## [EXERCISE DIRECTIONS]
Find every line in the records below that holds the word "Humber" and copy it.

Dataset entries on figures
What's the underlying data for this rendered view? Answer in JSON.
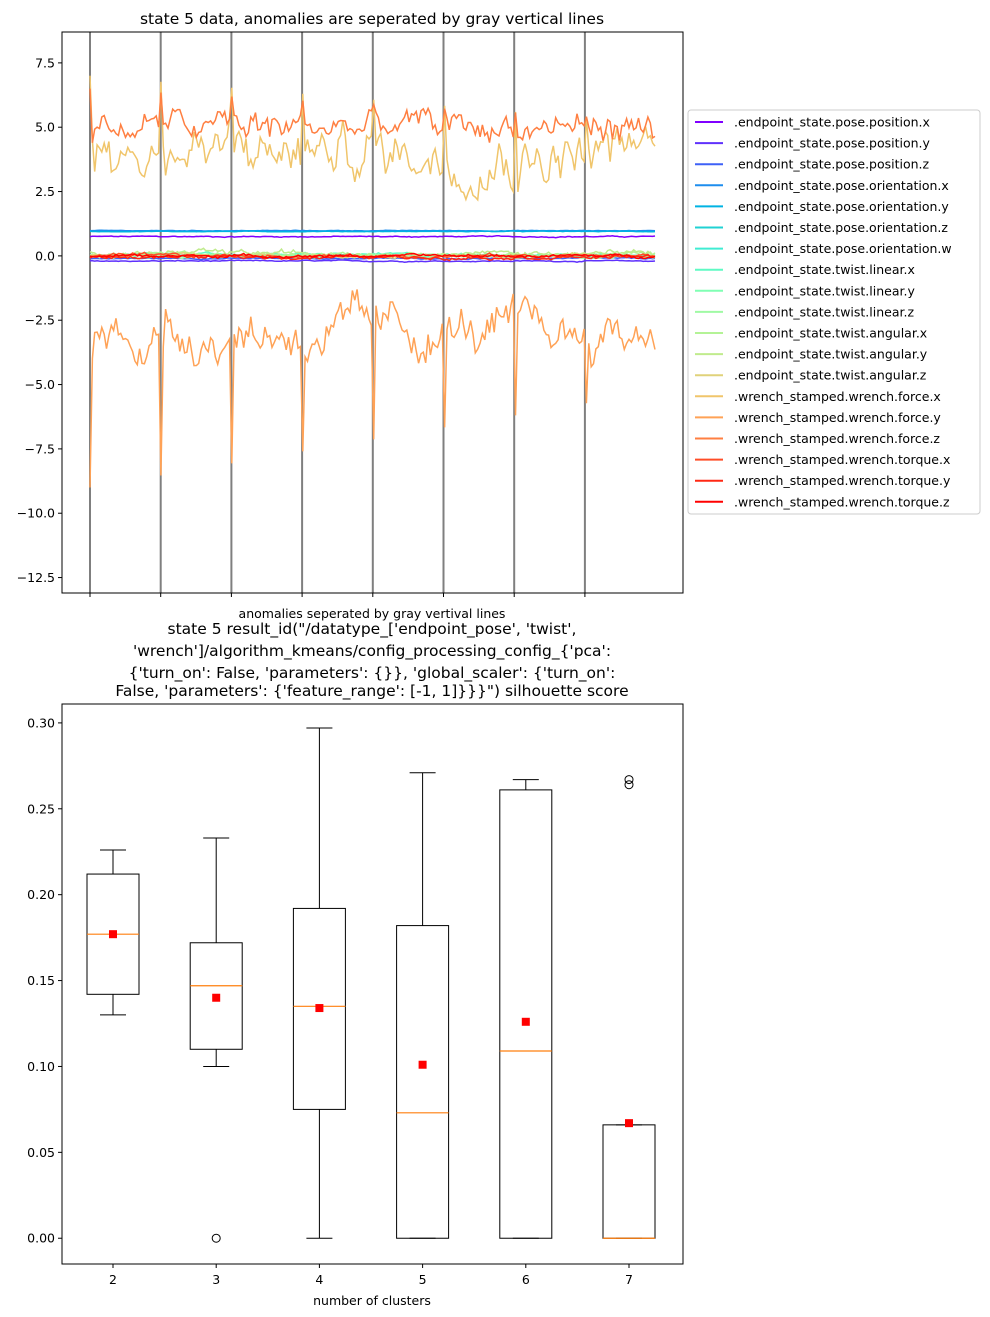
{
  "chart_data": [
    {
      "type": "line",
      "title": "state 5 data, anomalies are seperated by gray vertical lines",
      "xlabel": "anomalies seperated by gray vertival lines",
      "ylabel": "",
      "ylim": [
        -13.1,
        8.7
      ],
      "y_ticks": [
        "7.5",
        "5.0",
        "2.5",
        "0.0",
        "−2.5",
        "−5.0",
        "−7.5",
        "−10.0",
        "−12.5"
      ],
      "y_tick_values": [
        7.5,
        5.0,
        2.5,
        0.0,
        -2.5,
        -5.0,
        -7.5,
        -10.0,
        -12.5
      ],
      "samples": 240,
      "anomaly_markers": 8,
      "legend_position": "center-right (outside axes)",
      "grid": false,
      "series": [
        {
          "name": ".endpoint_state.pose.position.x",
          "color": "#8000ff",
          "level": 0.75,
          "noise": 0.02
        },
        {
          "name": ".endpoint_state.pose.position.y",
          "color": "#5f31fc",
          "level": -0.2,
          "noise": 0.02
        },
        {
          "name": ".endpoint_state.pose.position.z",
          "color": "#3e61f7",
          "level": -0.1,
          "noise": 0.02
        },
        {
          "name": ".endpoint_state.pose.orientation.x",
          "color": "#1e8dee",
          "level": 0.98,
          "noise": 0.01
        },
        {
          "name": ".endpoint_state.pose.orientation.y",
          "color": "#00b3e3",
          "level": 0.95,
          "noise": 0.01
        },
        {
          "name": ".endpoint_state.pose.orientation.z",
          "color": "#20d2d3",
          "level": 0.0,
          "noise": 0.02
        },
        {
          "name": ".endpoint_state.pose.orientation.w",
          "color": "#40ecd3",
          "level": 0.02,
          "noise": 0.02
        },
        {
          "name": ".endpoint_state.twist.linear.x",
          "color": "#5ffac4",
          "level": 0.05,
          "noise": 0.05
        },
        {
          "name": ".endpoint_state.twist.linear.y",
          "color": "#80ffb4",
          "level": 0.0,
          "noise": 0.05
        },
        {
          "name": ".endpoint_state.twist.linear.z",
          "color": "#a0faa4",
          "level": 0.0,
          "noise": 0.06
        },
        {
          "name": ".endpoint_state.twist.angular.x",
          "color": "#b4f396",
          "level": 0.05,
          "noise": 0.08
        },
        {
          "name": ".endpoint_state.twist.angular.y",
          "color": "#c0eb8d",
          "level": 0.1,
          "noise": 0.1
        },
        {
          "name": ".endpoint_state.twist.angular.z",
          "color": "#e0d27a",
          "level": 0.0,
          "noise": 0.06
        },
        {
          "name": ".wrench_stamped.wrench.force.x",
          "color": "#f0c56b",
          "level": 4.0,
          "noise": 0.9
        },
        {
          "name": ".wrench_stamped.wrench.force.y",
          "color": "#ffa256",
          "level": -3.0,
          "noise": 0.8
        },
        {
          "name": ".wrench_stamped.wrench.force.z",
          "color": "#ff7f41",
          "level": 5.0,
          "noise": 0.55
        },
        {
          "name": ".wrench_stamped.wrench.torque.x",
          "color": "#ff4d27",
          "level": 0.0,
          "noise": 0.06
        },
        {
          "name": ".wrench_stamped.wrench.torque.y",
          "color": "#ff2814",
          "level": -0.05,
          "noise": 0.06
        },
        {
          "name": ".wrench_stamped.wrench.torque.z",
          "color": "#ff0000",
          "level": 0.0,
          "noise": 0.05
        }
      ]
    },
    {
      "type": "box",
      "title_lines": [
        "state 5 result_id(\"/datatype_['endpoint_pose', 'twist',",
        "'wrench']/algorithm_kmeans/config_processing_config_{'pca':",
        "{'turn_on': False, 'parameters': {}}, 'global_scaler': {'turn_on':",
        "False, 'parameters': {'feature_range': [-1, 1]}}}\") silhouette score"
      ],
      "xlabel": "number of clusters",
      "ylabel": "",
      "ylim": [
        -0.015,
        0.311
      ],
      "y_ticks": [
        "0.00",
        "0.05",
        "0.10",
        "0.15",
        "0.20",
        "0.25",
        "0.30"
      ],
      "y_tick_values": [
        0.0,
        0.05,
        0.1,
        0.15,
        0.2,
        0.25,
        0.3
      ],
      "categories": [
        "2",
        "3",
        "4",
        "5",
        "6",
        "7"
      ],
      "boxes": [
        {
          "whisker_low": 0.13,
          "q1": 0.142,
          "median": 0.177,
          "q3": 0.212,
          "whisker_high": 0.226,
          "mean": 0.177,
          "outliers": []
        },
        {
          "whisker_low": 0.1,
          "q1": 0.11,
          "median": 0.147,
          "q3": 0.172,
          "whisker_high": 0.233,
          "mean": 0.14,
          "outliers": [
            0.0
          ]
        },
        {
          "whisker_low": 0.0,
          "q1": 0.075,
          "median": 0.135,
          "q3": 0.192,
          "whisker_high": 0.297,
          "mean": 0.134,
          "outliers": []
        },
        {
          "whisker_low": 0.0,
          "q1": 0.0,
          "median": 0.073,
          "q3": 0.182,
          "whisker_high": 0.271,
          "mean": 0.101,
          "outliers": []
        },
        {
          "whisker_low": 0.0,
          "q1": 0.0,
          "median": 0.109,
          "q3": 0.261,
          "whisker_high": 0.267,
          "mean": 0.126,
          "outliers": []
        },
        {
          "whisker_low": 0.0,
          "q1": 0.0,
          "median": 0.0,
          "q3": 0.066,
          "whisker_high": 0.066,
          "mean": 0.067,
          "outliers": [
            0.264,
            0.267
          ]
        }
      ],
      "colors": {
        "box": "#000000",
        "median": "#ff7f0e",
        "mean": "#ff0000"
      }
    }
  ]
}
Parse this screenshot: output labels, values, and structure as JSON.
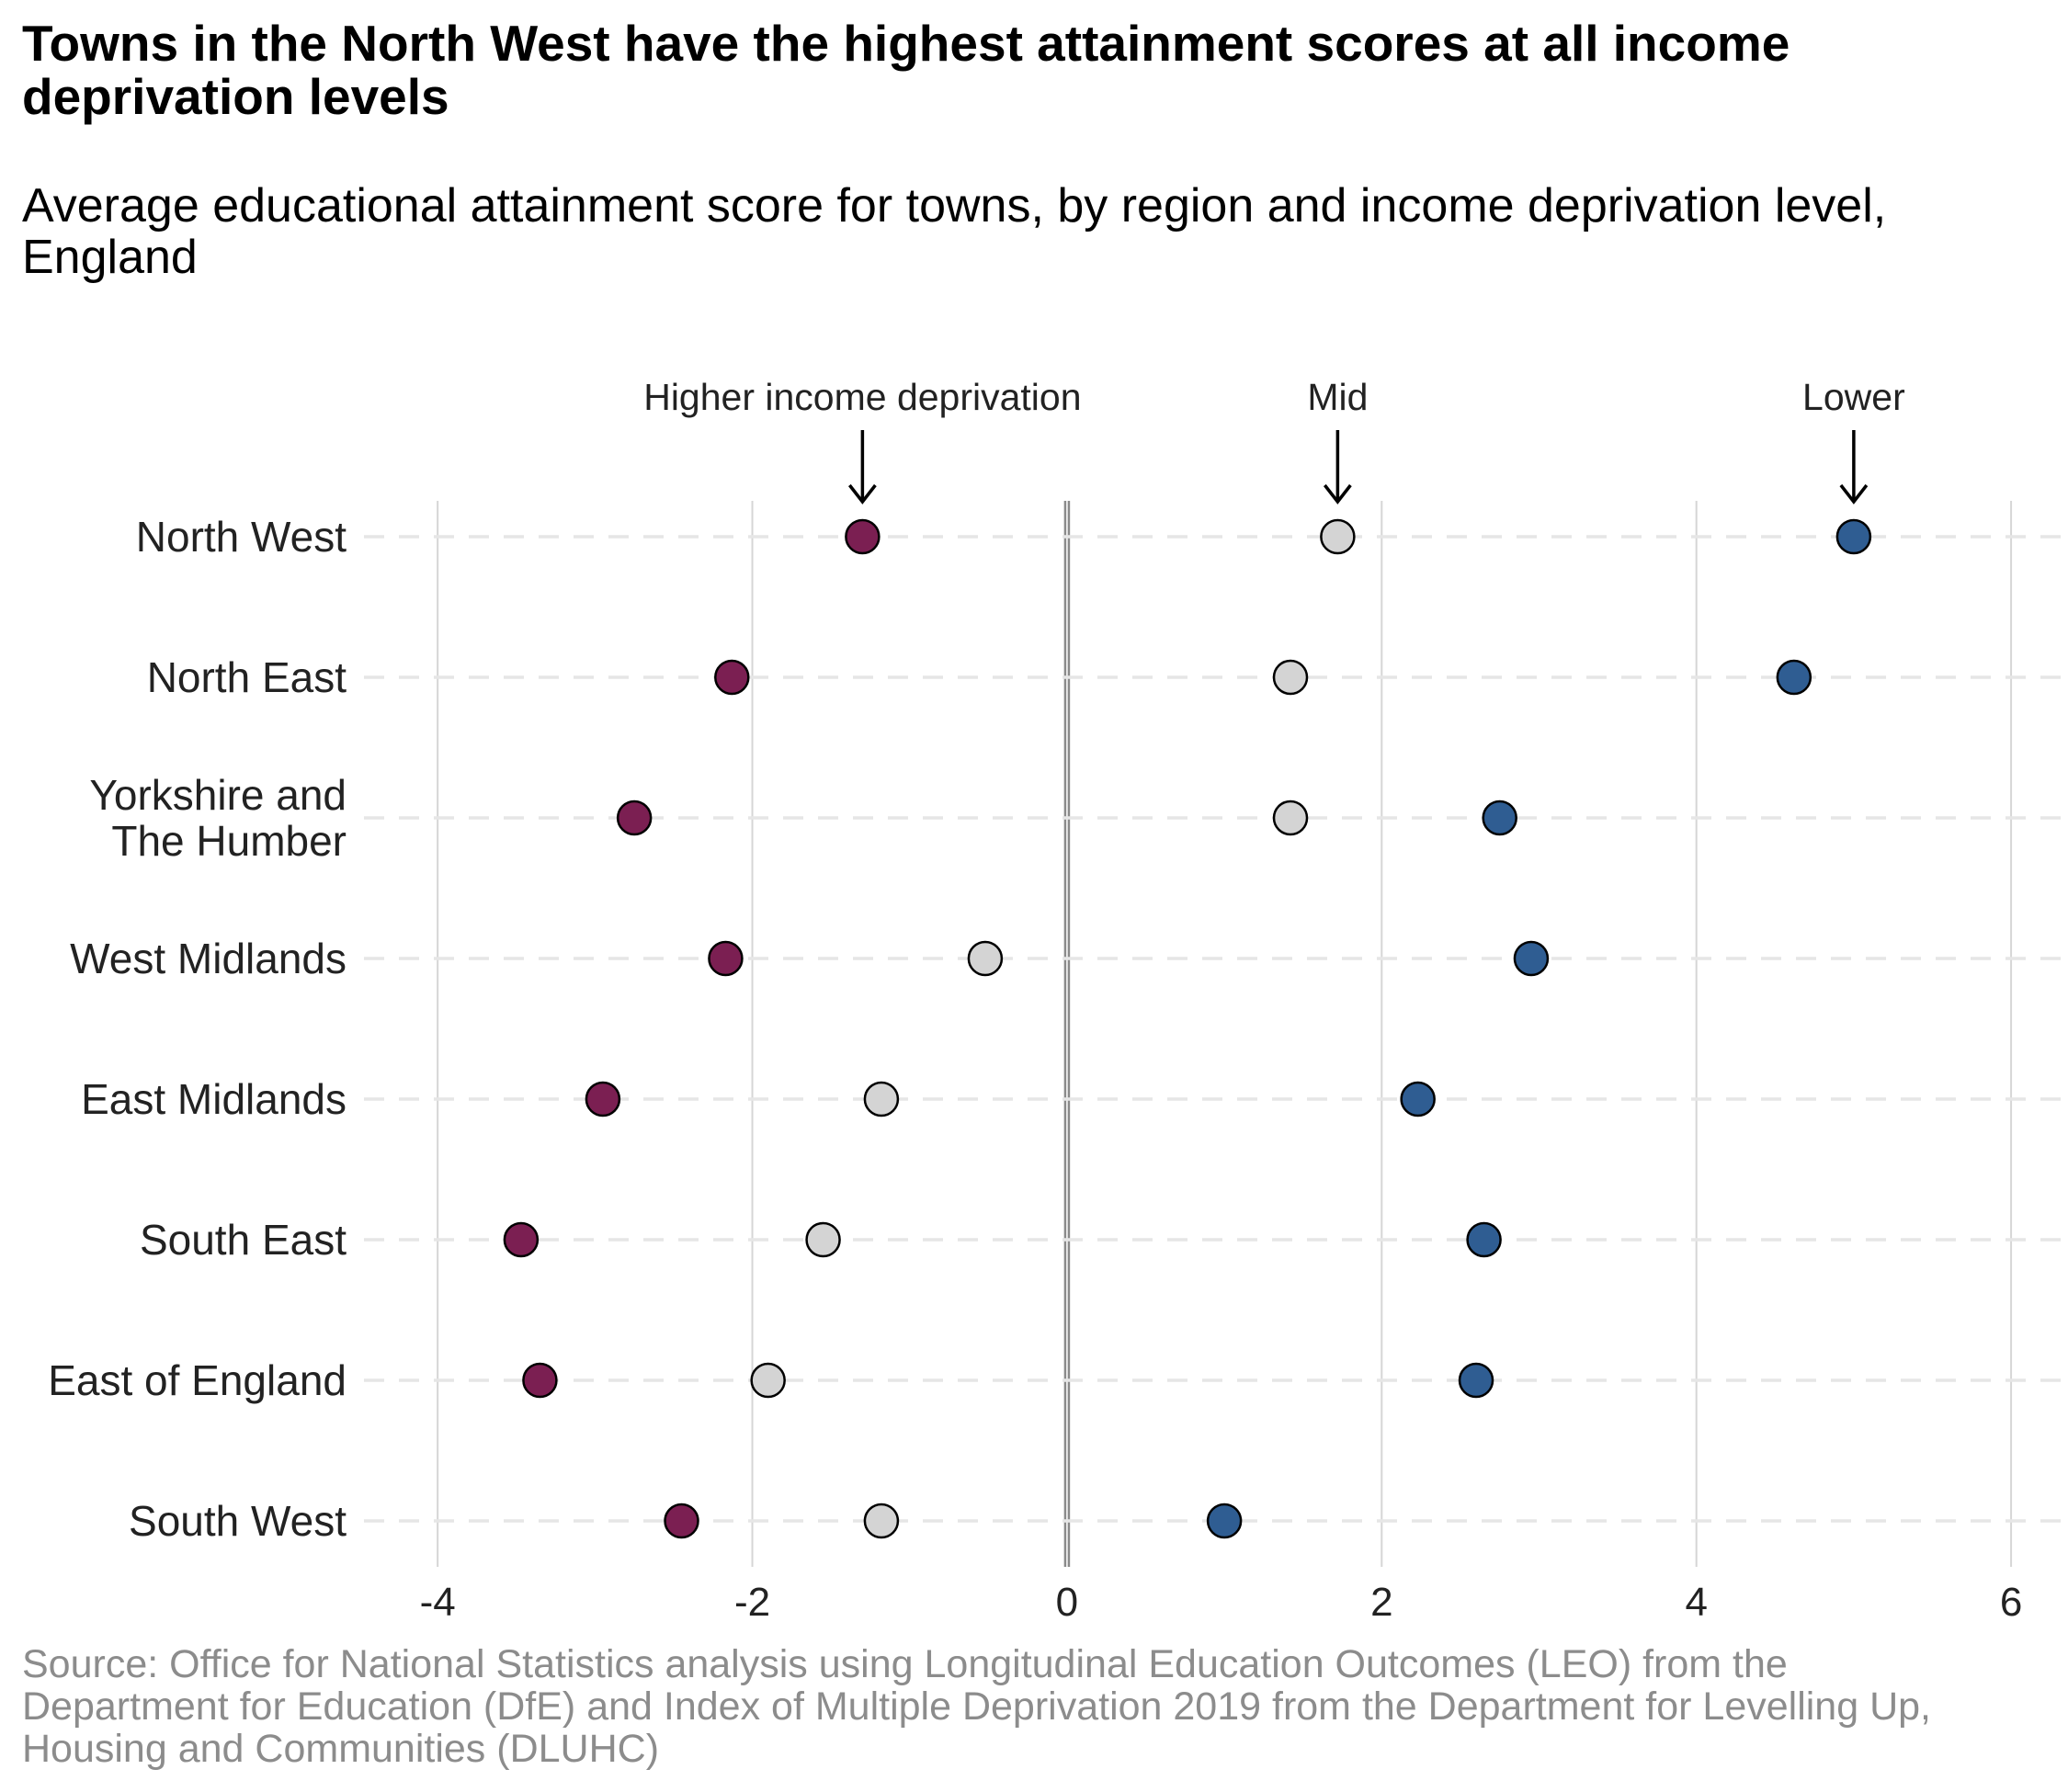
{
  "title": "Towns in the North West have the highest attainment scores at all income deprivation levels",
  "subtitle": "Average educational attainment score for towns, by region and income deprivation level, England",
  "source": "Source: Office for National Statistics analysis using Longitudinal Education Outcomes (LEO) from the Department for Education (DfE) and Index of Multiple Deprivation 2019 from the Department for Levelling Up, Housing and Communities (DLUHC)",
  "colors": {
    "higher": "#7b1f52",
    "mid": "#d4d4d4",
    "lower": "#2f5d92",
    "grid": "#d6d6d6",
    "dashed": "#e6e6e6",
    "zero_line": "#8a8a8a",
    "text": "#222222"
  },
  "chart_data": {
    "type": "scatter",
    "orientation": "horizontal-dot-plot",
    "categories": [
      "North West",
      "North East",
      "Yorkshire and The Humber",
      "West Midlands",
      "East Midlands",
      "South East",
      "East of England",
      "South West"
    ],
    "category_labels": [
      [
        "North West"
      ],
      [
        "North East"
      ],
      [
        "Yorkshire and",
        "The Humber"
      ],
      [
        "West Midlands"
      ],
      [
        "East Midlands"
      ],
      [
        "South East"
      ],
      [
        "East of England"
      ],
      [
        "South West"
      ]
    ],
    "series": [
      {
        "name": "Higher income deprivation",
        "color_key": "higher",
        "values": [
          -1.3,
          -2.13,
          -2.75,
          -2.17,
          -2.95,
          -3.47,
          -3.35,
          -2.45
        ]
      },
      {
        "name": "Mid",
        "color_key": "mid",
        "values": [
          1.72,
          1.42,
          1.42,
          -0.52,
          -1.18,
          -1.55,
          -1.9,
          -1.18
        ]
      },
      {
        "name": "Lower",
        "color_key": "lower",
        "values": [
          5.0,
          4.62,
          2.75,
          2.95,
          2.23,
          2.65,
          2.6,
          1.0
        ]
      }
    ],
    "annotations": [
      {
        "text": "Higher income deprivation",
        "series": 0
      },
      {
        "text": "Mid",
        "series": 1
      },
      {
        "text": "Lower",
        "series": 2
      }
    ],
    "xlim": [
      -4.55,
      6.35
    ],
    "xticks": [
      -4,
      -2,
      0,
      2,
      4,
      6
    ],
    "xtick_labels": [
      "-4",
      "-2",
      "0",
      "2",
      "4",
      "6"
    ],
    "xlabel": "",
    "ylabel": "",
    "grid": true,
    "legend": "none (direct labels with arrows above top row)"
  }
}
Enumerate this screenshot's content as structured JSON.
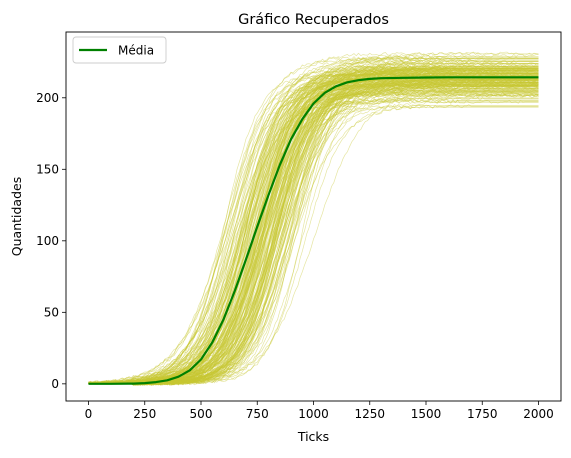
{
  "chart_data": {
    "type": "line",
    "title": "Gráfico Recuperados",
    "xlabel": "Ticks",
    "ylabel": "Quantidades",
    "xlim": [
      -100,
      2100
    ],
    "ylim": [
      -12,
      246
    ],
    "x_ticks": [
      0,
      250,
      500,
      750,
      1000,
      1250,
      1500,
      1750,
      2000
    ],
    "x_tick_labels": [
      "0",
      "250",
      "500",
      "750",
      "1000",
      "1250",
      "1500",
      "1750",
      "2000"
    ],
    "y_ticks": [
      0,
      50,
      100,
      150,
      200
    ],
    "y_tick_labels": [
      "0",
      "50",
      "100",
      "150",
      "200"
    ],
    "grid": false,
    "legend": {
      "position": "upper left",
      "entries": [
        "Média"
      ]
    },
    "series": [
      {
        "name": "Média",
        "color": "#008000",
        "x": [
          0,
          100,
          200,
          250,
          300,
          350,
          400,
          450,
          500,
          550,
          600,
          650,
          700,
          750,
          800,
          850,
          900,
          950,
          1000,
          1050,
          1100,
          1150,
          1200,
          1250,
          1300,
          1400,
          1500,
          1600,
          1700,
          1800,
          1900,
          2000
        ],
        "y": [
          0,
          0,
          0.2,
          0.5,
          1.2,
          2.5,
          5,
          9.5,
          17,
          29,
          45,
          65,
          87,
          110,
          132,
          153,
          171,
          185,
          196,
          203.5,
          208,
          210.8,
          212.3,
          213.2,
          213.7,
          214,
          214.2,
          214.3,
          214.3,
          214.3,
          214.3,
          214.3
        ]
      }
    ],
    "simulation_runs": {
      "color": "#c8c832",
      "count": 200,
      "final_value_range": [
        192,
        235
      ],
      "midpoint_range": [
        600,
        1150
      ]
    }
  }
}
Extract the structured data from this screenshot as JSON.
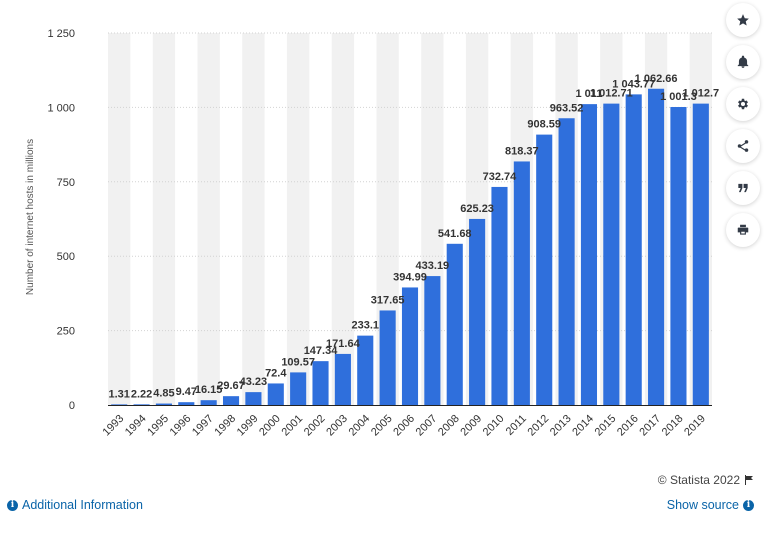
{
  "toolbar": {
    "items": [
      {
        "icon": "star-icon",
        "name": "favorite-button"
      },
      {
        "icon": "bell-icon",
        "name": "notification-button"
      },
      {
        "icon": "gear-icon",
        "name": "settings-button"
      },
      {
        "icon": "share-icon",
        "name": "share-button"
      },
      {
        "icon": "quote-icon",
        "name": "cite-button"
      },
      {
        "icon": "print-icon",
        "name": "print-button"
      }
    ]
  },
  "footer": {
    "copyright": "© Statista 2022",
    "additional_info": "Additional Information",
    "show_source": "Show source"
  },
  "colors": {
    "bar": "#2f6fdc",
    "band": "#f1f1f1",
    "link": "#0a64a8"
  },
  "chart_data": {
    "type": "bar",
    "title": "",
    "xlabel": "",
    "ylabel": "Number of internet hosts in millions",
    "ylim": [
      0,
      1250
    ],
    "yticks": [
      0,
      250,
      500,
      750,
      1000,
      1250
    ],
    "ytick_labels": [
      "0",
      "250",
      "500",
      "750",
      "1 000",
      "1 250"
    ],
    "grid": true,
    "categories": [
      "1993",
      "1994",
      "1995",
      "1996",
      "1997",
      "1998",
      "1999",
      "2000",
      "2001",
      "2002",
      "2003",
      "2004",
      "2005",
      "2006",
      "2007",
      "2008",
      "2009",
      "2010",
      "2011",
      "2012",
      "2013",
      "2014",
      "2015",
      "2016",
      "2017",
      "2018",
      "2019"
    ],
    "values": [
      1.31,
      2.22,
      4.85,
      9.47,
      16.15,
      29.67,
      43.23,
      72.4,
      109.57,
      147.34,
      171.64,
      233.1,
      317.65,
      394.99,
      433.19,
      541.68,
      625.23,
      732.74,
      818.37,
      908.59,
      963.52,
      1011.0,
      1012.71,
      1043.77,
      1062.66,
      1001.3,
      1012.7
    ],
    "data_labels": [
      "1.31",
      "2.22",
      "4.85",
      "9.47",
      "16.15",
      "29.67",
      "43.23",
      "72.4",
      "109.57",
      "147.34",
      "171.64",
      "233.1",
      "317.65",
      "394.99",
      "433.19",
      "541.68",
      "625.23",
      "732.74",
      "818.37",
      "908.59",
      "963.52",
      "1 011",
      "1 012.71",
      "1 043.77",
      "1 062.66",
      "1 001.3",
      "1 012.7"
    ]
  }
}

## [EXPECTED ANSWER]
      "Yorkshire and The Humber",
        "The Humber"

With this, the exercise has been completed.